## Excerpt
Sermon for Pentecost (2015)
St. Nikolai Velimirovic, in his beautiful poetic commentary on the Lord’s prayer, writes:
Thou makest us ashamed every day, O most Merciful. For when we are expecting punishment Thou sendest to us Thy mercy; when we are expecting Thy thunders Thou sendest to us a quiet evening; and when we are expecting darkness Thou sendest to us the sunshine. Thou art always sublime above our sins, and always magnificent in Thy silent patience.
Let us for a moment return in thought to Great and Holy Friday, which was at once the low point of human history, on which man judged and crucified his Creator, but also the day on which God tore up the handwriting of of mankind’s sins. What could man reasonably expect after such vile deeds? What punishment, what thunders? The darkening of the sun, the earthquake, the veil rent in twain, all of these, frightening though they must have been, were still very mild in comparison with the sin of deicide. Moreover, consider how shortlived these signs were. If God dealt with us as we deal with our brother when He wrongs us in far less significant ways, would He have left one man living on earth?

## Requests
#1 Collect each line of the records that contains the string "Predicted".
#2 Write the next part of the Pentecost sermon, starting after its final sentence.
The sermon and the records that come after it are unrelated and should be handled independently.

## Data
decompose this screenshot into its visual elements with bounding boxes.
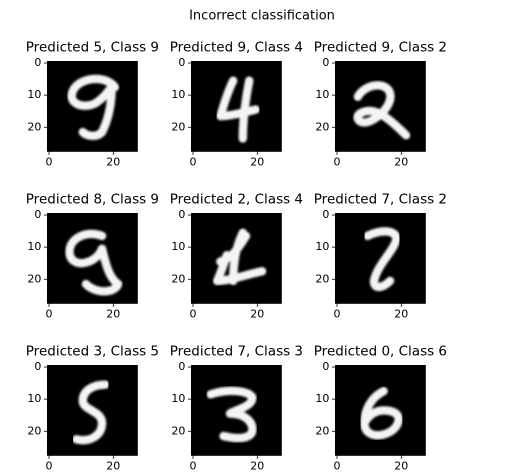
digit-stroke (360, 386, 403, 440)
subplot-title: Predicted 9, Class 4 (170, 39, 303, 55)
x-tick-label: 0 (46, 155, 53, 168)
digit (216, 76, 260, 143)
x-tick-label: 20 (394, 307, 408, 320)
digit-stroke (67, 74, 120, 140)
subplot-title: Predicted 5, Class 9 (26, 39, 159, 55)
x-tick-label: 0 (334, 459, 341, 472)
y-tick-label: 20 (315, 424, 329, 437)
axes-frame (47, 61, 138, 152)
digit-stroke (216, 76, 260, 143)
axes-frame (47, 212, 138, 304)
figure-title: Incorrect classification (189, 9, 335, 24)
subplot-title: Predicted 7, Class 3 (170, 343, 303, 359)
y-tick-label: 10 (315, 240, 329, 253)
digit-stroke (353, 81, 411, 140)
x-tick-label: 0 (334, 307, 341, 320)
y-tick-label: 10 (171, 392, 185, 405)
digit (353, 81, 411, 140)
digit-stroke (363, 227, 401, 292)
image (191, 61, 282, 152)
y-tick-label: 0 (34, 56, 41, 69)
x-tick-label: 0 (190, 155, 197, 168)
digit-stroke (206, 386, 257, 443)
y-tick-label: 20 (27, 272, 41, 285)
axes-frame (190, 364, 282, 456)
axes-frame (334, 364, 426, 456)
axes-frame (190, 212, 282, 304)
x-tick-label: 0 (190, 459, 197, 472)
subplot-title: Predicted 0, Class 6 (314, 343, 447, 359)
axes-frame (47, 364, 138, 456)
x-tick-label: 20 (106, 155, 120, 168)
x-tick-label: 20 (250, 459, 264, 472)
axes-frame (334, 212, 426, 304)
subplot-title: Predicted 3, Class 5 (26, 343, 159, 359)
subplot-title: Predicted 8, Class 9 (26, 191, 159, 207)
x-tick-label: 20 (250, 307, 264, 320)
y-tick-label: 0 (322, 360, 329, 373)
x-tick-label: 0 (46, 307, 53, 320)
y-tick-label: 0 (178, 360, 185, 373)
digit (72, 380, 110, 445)
x-tick-label: 20 (106, 459, 120, 472)
digit-stroke (72, 380, 110, 445)
subplot-title: Predicted 7, Class 2 (314, 191, 447, 207)
x-tick-label: 20 (106, 307, 120, 320)
y-tick-label: 10 (27, 88, 41, 101)
y-tick-label: 20 (171, 424, 185, 437)
x-tick-label: 20 (394, 459, 408, 472)
subplot-title: Predicted 2, Class 4 (170, 191, 303, 207)
y-tick-label: 20 (315, 272, 329, 285)
digit-stroke (65, 229, 123, 296)
y-tick-label: 20 (27, 120, 41, 133)
y-tick-label: 10 (171, 240, 185, 253)
y-tick-label: 0 (34, 360, 41, 373)
x-tick-label: 0 (46, 459, 53, 472)
y-tick-label: 20 (171, 120, 185, 133)
x-tick-label: 0 (190, 307, 197, 320)
digit (212, 228, 267, 286)
y-tick-label: 20 (171, 272, 185, 285)
y-tick-label: 10 (315, 392, 329, 405)
y-tick-label: 20 (315, 120, 329, 133)
x-tick-label: 20 (250, 155, 264, 168)
y-tick-label: 20 (27, 424, 41, 437)
axes-frame (334, 61, 426, 152)
y-tick-label: 0 (178, 56, 185, 69)
digit (360, 386, 403, 440)
y-tick-label: 0 (178, 208, 185, 221)
x-tick-label: 0 (334, 155, 341, 168)
subplot-title: Predicted 9, Class 2 (314, 39, 447, 55)
y-tick-label: 10 (315, 88, 329, 101)
y-tick-label: 10 (27, 392, 41, 405)
digit (363, 227, 401, 292)
y-tick-label: 0 (322, 56, 329, 69)
y-tick-label: 0 (322, 208, 329, 221)
image (335, 61, 426, 152)
axes-frame (190, 61, 282, 152)
digit-stroke (212, 228, 267, 286)
digit (65, 229, 123, 296)
digit (67, 74, 120, 140)
y-tick-label: 0 (34, 208, 41, 221)
digit (206, 386, 257, 443)
y-tick-label: 10 (171, 88, 185, 101)
x-tick-label: 20 (394, 155, 408, 168)
y-tick-label: 10 (27, 240, 41, 253)
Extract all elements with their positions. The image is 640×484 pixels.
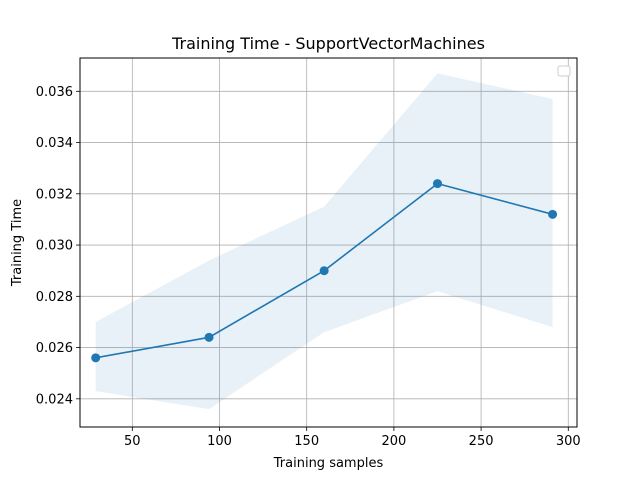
axis-ticks: 50 100 150 200 250 300 0.024 0.026 0.028 0.030 0.0…	[36, 85, 581, 449]
data-point	[432, 179, 442, 189]
y-tick-label: 0.026	[36, 341, 73, 356]
y-tick-label: 0.032	[36, 187, 73, 202]
y-axis-label: Training Time	[10, 199, 25, 287]
chart-title: Training Time - SupportVectorMachines	[171, 34, 485, 53]
x-tick-label: 100	[207, 434, 232, 449]
legend-box	[557, 65, 571, 77]
data-point	[548, 209, 558, 219]
x-tick-label: 150	[294, 434, 319, 449]
confidence-band	[95, 73, 553, 410]
plot-area-frame	[79, 57, 578, 428]
y-tick-label: 0.030	[36, 239, 73, 254]
data-point	[319, 266, 329, 276]
y-tick-label: 0.034	[36, 136, 73, 151]
y-tick-label: 0.036	[36, 85, 73, 100]
x-tick-label: 200	[381, 434, 406, 449]
data-point	[204, 332, 214, 342]
x-tick-label: 300	[556, 434, 581, 449]
x-axis-label: Training samples	[273, 456, 384, 471]
y-tick-label: 0.028	[36, 290, 73, 305]
data-point	[91, 353, 101, 363]
x-tick-label: 50	[124, 434, 141, 449]
confidence-band-layer	[95, 73, 553, 410]
x-tick-label: 250	[469, 434, 494, 449]
grid-lines	[80, 58, 577, 427]
y-tick-label: 0.024	[36, 392, 73, 407]
data-points	[91, 179, 558, 363]
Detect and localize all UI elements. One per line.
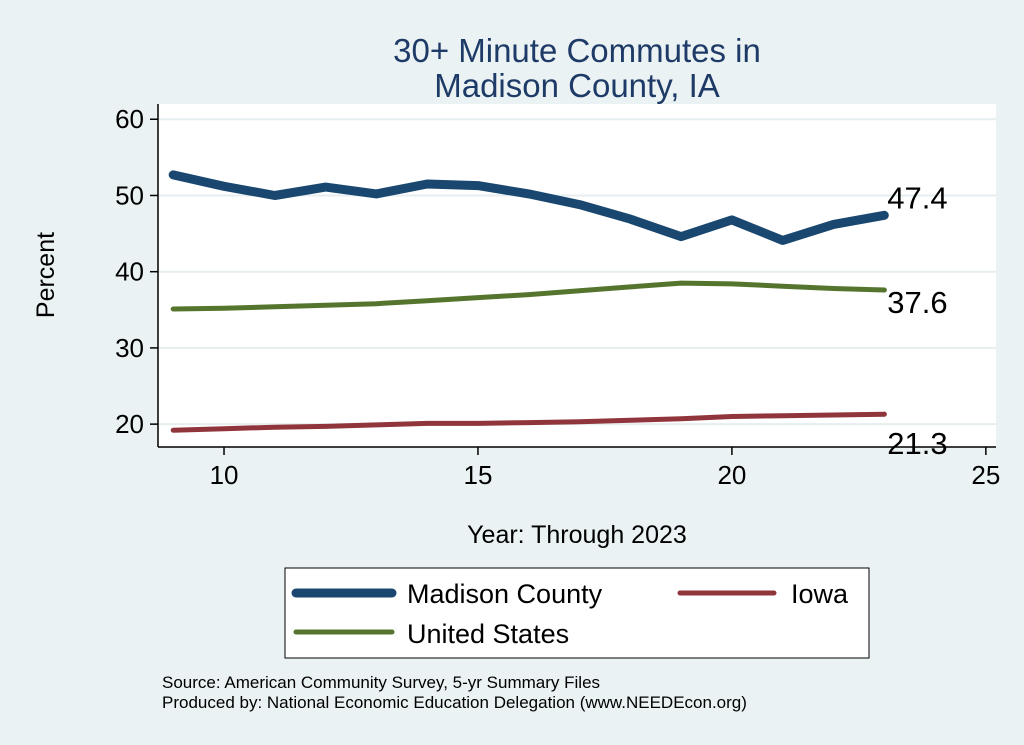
end-label-madison-county: 47.4 [887,180,947,215]
x-axis-title: Year: Through 2023 [467,521,687,549]
y-tick-label-60: 60 [115,104,144,134]
x-tick-label-20: 20 [717,460,746,490]
x-tick-label-10: 10 [210,460,239,490]
series-line-iowa [170,411,887,433]
axes: 20 30 40 50 60 10 15 20 25 [115,104,1000,490]
y-tick-label-40: 40 [115,257,144,287]
series-line-united-states [170,280,887,312]
series-lines [168,170,889,433]
end-point-iowa [881,411,887,417]
end-point-united-states [881,287,887,293]
chart-title-line-1: 30+ Minute Commutes in [393,32,761,69]
end-label-united-states: 37.6 [887,285,947,320]
producer-note: Produced by: National Economic Education… [162,693,747,712]
y-tick-label-20: 20 [115,409,144,439]
chart-title-line-2: Madison County, IA [434,67,720,104]
legend-label-united-states: United States [407,619,569,649]
x-tick-label-15: 15 [464,460,493,490]
legend-label-madison-county: Madison County [407,579,603,609]
end-point-madison-county [881,212,887,218]
legend-label-iowa: Iowa [791,579,849,609]
end-label-iowa: 21.3 [887,426,947,461]
legend: Madison County Iowa United States [284,567,870,659]
plot-area [158,104,996,447]
x-tick-label-25: 25 [971,460,1000,490]
y-axis-title: Percent [32,232,60,318]
y-tick-label-50: 50 [115,180,144,210]
end-labels: 47.4 37.6 21.3 [881,180,948,461]
series-line-madison-county [168,170,889,245]
legend-box [284,567,870,659]
source-note: Source: American Community Survey, 5-yr … [162,673,600,692]
y-tick-label-30: 30 [115,333,144,363]
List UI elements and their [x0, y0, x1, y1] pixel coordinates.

## Answers to the tasks
#1
subplot-title: Predicted 9, Class 4 (170, 39, 303, 55)
subplot-title: Predicted 5, Class 9 (26, 39, 159, 55)
subplot-title: Predicted 7, Class 3 (170, 343, 303, 359)
subplot-title: Predicted 0, Class 6 (314, 343, 447, 359)
subplot-title: Predicted 3, Class 5 (26, 343, 159, 359)
subplot-title: Predicted 8, Class 9 (26, 191, 159, 207)
subplot-title: Predicted 7, Class 2 (314, 191, 447, 207)
subplot-title: Predicted 2, Class 4 (170, 191, 303, 207)
subplot-title: Predicted 9, Class 2 (314, 39, 447, 55)

#2
But as St. Nikolai says, “Thou art always sublime above our sins, and always magnificent in Thy silent patience.” No, far from destroying us, He turned the evil intention and cruelty of man into the instrument of our salvation. In return for his their murderous intention, He rewarded mankind with everlasting life. In return for man’s attempt to reduce Him to the dust of the earth, He arose from the dead incorruptible, the firstborn of the dead, a living promise and embodiment of our own future Resurrection. Indeed, man sought to confine Our Lord into the very bowels earth, but He in turn has raised up man to the height of Heaven, higher than the angels, taking our own human nature with Him to sit at the right hand of God the Father. But even this was not all that God’s beneficence had in store for us. For even though the Lord Jesus Christ remains united to us in the union of His two natures, human and divine, and so has never truly left us, today on the Feast of Pentecost He sends us the Divine Comforter, of one essence with the Father and the Son, the Holy Spirit, Our Lord and God. To fallen man, who could not live in peace either with other imperfect men or with the Perfect God-Man, he has offered the opportunity to abide forever in the life and love of the Holy Trinity.
What greater expression of the Divine love for man are the twin miracles of the Incarnation and the Descent of the Holy Spirit? In spite of all that we do to one another, to ourselves, to God Himself, He deigns to dwell with us and among us, to teach us and guide us despite our frequent rejection of that instruction. Yes, we reject Him, but He gives us His very Self in the Holy Mysteries. We seek fulfillment in the creation, but He offers to make us, “partakers of the divine nature.” (2 Peter 1:4) For all of human history man has striven in vain to find truth in the starry heavens or in the minute details of material creation, sometimes devoting a whole lifetime to the pursuit, but in an instant, God brought His holy Apostles, and through them His Church, “into all truth.” (John 16:3)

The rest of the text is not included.